* [What the exercise asks] Copy each line containing the word "structured" from the records that follow, please.
╭─ Task inputs
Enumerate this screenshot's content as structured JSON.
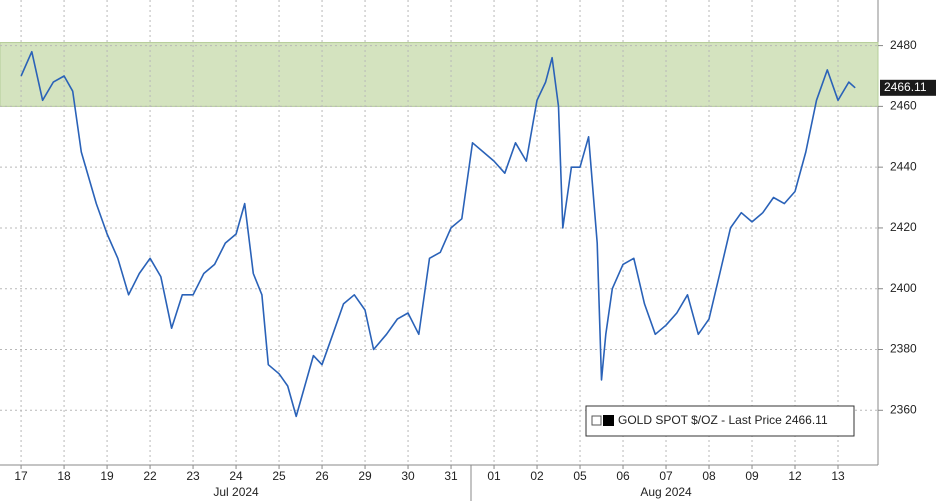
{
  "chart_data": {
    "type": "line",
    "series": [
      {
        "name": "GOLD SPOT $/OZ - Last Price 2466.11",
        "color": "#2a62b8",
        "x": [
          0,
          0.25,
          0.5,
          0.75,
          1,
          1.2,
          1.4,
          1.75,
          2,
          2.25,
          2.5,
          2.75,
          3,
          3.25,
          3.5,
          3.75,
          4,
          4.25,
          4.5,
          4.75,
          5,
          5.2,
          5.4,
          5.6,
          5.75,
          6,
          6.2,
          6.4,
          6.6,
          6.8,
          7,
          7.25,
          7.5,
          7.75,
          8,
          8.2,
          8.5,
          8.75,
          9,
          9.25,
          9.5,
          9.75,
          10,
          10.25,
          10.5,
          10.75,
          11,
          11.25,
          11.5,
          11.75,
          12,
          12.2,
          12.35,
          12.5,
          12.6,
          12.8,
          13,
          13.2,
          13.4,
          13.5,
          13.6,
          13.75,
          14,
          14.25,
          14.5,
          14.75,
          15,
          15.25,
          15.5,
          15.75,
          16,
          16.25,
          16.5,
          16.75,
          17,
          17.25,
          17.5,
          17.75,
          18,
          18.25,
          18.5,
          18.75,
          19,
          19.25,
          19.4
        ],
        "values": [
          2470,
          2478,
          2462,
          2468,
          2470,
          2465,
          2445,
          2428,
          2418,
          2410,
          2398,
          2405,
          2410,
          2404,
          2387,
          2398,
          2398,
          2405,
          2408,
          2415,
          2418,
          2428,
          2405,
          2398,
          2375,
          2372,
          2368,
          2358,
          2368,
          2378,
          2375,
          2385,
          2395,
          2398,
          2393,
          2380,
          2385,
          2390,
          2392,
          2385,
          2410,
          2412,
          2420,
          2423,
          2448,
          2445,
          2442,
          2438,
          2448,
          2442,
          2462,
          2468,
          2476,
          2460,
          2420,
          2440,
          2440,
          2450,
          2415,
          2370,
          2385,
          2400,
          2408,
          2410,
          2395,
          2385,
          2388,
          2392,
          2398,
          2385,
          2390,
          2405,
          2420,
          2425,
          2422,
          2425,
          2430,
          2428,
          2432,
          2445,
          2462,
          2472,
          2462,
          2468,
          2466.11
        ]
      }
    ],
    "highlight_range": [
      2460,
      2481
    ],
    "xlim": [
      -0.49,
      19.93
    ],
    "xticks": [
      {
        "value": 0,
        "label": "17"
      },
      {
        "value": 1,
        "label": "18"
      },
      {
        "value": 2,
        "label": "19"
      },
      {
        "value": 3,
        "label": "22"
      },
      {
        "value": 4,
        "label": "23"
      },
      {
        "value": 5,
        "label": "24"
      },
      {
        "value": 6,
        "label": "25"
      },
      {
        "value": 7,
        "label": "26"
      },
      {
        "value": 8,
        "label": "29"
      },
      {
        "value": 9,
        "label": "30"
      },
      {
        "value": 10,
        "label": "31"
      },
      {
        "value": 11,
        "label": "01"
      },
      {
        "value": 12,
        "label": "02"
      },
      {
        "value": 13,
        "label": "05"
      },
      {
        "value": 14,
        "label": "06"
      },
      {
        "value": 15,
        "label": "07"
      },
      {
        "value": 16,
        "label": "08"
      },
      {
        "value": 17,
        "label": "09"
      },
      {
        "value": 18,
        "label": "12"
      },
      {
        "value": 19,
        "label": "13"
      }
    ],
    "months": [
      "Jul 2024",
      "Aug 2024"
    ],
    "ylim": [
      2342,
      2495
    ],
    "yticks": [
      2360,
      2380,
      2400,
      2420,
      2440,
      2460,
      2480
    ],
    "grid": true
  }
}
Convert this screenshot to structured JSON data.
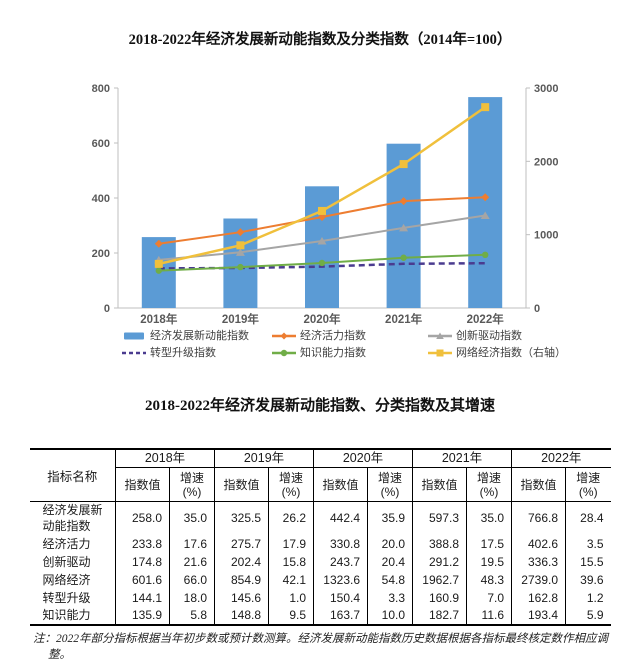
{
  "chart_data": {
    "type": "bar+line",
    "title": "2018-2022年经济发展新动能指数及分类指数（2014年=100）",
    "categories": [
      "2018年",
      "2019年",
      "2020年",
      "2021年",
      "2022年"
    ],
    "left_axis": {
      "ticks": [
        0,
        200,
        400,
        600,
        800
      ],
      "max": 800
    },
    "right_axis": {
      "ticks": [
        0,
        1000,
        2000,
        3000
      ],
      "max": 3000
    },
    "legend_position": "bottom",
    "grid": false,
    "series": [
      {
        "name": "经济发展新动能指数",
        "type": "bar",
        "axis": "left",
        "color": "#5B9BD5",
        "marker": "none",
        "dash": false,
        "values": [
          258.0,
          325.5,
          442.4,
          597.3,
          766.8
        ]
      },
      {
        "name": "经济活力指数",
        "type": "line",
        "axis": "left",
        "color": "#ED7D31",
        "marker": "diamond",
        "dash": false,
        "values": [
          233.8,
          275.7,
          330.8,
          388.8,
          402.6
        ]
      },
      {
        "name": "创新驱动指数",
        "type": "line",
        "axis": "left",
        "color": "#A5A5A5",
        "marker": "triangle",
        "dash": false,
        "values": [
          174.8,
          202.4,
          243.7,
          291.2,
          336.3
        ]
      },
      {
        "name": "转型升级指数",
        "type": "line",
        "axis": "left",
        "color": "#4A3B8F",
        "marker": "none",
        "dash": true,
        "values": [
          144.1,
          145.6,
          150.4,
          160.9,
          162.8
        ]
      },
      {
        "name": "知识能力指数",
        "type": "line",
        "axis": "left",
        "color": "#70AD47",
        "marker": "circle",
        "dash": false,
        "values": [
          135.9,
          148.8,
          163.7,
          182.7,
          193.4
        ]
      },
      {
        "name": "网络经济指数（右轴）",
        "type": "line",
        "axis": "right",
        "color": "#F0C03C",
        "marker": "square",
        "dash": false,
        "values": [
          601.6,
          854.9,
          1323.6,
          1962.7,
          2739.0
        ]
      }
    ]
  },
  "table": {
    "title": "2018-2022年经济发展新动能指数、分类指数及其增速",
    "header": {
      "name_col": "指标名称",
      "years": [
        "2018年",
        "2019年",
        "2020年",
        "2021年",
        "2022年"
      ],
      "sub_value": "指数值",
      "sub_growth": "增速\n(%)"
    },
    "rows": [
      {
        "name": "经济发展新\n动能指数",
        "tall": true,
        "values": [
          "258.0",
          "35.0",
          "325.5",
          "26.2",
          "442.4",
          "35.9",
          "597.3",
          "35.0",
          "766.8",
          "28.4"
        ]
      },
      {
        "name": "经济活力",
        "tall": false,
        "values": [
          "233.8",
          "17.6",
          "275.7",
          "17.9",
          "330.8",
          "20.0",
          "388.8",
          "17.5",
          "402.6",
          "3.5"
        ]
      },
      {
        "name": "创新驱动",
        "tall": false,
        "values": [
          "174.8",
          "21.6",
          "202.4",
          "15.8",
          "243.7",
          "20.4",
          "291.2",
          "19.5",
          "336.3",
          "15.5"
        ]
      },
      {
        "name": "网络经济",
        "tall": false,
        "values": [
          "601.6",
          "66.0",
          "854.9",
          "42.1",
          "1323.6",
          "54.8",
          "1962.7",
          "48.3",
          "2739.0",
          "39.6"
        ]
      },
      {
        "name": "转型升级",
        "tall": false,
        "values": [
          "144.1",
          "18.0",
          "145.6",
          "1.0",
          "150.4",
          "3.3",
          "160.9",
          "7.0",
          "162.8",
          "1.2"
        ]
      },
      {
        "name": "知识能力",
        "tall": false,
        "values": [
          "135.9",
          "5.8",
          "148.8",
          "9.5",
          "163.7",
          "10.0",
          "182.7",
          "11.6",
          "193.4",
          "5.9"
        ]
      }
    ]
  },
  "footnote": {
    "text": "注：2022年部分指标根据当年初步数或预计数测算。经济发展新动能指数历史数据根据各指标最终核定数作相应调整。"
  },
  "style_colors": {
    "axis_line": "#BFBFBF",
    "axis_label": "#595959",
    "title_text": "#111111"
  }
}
╰─
* [Solution to this task]
Enumerate this screenshot's content as structured JSON.
Convert this screenshot to structured JSON data.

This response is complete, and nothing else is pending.